### Instruction
Find every line of the listing below where "What" appears, and copy it.

### Supplied records
□ □ □

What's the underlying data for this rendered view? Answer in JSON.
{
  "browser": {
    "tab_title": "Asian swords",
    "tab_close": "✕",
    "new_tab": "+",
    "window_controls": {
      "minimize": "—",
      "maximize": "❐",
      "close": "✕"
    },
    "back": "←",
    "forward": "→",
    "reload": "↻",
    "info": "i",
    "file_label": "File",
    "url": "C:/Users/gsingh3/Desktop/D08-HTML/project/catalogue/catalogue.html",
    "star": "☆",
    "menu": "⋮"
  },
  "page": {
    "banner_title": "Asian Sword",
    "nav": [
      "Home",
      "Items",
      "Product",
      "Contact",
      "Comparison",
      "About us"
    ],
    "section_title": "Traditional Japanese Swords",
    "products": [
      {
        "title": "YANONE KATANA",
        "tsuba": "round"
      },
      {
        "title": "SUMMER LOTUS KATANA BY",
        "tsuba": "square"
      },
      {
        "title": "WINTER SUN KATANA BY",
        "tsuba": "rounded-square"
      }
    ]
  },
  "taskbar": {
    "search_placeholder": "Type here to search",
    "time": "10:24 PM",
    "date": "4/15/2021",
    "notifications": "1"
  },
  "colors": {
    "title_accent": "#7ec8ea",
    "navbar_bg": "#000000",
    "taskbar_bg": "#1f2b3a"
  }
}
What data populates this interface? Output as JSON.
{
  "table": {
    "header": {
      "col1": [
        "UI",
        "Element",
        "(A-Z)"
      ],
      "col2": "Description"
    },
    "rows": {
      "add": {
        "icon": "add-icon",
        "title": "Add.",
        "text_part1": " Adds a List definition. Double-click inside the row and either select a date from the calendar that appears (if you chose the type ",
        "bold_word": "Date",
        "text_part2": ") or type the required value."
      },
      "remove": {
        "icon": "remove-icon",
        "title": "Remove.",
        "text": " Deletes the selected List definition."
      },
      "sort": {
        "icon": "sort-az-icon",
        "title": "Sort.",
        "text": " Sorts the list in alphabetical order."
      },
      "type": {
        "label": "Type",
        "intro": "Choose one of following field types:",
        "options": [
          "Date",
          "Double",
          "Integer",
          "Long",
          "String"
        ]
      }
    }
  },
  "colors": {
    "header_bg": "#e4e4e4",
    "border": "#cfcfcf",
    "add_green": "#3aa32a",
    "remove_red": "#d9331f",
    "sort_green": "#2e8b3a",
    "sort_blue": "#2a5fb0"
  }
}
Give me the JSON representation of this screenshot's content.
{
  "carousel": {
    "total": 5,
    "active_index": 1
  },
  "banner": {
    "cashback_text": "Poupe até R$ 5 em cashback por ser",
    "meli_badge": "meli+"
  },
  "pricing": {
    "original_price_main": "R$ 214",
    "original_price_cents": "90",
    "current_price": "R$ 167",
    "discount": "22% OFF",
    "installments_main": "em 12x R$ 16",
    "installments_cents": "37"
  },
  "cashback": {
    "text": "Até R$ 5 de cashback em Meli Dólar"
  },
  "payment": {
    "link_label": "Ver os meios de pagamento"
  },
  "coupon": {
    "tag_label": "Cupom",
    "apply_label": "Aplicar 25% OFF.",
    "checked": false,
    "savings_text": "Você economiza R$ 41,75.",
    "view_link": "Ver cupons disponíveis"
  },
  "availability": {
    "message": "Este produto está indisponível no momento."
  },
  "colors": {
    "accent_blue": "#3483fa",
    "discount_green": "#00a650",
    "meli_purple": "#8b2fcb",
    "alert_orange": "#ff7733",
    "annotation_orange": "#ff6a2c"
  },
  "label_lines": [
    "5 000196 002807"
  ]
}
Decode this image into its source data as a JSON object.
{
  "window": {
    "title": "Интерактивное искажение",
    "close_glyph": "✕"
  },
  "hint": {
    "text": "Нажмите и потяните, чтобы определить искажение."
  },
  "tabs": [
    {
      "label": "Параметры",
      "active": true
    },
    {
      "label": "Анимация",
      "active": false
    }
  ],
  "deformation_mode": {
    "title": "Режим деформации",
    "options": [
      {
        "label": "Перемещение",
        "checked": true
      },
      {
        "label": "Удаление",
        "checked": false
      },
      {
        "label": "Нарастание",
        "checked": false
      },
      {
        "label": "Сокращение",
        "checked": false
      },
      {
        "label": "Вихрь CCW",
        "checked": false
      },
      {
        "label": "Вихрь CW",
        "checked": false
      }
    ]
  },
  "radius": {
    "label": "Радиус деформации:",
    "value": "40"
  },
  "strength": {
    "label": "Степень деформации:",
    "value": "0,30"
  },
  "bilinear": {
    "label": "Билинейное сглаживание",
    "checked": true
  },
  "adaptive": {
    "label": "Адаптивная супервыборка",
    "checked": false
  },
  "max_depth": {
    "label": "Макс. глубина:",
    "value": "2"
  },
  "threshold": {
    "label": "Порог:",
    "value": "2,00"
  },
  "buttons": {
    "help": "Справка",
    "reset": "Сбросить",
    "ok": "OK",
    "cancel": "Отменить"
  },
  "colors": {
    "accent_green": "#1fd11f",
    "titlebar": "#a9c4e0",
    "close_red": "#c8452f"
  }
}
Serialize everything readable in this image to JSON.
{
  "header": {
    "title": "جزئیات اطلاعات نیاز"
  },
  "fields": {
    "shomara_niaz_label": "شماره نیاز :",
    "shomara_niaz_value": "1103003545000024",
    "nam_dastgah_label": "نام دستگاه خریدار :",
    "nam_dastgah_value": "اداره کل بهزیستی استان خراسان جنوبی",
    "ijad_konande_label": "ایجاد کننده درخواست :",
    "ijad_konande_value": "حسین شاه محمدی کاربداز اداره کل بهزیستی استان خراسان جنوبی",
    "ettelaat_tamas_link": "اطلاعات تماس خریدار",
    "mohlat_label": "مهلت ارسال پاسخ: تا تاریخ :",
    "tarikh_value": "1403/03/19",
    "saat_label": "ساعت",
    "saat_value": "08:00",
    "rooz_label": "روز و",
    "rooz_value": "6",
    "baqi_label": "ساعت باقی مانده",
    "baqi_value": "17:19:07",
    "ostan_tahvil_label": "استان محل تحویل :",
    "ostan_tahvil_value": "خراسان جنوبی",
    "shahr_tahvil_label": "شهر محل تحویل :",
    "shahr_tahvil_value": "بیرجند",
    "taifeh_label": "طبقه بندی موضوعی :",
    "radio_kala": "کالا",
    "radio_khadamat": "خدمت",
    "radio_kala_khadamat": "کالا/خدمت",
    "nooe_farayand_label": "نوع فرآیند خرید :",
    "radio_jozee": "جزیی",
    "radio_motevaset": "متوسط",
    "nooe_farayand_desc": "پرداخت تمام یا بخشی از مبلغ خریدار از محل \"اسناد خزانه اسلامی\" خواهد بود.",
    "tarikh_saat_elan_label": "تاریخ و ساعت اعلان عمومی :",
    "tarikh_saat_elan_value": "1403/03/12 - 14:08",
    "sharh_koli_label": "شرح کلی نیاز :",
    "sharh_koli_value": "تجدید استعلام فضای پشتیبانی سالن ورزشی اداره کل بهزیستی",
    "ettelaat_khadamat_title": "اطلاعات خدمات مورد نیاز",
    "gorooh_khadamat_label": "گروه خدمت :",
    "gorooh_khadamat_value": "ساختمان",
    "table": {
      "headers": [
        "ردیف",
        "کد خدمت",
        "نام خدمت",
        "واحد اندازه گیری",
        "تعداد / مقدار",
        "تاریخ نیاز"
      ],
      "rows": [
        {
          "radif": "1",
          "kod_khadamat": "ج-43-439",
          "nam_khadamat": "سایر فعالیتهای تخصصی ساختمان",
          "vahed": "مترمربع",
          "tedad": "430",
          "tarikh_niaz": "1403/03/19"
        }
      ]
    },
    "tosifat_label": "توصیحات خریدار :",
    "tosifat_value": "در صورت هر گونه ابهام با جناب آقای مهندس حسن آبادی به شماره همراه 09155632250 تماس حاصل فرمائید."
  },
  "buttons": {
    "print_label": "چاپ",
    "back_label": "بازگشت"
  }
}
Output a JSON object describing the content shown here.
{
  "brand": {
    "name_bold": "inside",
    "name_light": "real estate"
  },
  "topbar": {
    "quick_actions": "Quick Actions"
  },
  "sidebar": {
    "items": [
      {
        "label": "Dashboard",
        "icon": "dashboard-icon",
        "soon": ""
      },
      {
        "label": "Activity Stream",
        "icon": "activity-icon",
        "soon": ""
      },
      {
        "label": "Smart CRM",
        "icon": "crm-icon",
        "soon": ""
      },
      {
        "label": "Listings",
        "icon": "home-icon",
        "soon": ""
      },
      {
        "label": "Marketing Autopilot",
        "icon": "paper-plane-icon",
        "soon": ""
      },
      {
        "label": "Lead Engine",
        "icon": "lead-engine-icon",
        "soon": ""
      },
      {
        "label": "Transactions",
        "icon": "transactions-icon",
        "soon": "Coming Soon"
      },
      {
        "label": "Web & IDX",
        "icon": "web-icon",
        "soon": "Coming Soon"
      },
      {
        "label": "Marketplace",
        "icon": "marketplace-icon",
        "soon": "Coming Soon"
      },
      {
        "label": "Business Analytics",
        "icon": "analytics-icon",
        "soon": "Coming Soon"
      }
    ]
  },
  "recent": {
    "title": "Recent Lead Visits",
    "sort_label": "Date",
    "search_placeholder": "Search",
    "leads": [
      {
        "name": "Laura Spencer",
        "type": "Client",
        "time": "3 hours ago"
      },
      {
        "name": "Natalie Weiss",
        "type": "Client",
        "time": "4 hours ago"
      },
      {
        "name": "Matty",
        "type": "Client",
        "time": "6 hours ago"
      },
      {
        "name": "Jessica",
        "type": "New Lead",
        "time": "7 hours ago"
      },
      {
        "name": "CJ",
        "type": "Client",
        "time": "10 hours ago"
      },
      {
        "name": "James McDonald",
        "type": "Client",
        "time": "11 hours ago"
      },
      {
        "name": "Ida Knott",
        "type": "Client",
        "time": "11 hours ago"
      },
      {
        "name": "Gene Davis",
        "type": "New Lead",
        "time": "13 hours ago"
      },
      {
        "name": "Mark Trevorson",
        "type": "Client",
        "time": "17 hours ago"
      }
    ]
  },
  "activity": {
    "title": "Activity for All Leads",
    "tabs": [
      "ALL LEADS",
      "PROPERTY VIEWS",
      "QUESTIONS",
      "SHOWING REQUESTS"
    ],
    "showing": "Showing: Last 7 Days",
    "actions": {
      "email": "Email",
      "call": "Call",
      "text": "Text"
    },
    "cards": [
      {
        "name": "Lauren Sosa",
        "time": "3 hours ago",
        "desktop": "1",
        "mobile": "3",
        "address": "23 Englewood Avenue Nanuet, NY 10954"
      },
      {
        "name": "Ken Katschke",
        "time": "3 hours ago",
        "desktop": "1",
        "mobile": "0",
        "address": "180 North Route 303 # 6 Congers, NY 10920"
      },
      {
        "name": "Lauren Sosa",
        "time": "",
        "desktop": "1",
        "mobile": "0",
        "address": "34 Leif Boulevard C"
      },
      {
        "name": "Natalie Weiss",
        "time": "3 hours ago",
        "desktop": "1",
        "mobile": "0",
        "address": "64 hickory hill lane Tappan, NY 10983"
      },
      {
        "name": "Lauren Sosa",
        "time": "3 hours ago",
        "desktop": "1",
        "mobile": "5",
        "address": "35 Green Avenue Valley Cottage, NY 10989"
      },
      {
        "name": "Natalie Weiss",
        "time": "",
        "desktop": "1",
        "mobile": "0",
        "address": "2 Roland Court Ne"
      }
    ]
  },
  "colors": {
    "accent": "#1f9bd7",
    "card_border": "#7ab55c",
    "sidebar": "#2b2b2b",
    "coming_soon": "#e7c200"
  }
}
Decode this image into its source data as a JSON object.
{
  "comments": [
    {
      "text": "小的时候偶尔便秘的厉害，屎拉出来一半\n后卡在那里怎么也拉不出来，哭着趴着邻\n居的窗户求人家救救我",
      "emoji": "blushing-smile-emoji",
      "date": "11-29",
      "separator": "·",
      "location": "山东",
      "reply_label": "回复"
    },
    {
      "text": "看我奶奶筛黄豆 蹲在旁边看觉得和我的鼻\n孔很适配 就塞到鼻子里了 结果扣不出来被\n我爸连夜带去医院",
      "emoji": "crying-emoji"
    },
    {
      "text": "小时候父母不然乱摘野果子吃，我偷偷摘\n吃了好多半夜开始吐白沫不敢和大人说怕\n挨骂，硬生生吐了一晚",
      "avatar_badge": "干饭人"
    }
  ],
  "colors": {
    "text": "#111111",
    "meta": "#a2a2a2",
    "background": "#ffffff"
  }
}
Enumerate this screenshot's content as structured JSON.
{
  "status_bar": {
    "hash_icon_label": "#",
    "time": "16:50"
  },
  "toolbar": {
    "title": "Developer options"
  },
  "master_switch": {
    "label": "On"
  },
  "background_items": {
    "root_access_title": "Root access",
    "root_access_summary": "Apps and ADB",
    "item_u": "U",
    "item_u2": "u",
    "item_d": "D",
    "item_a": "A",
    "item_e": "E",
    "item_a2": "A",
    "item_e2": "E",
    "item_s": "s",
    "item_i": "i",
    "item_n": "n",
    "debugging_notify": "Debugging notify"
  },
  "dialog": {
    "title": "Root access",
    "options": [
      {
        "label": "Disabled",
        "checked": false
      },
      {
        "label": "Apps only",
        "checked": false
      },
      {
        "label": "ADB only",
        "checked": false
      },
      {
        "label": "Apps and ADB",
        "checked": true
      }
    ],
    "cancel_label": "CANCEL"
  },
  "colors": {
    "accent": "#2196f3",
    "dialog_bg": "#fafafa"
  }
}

□ □ □

### Task answer
What's the underlying data for this rendered view? Answer in JSON.
What data populates this interface? Output as JSON.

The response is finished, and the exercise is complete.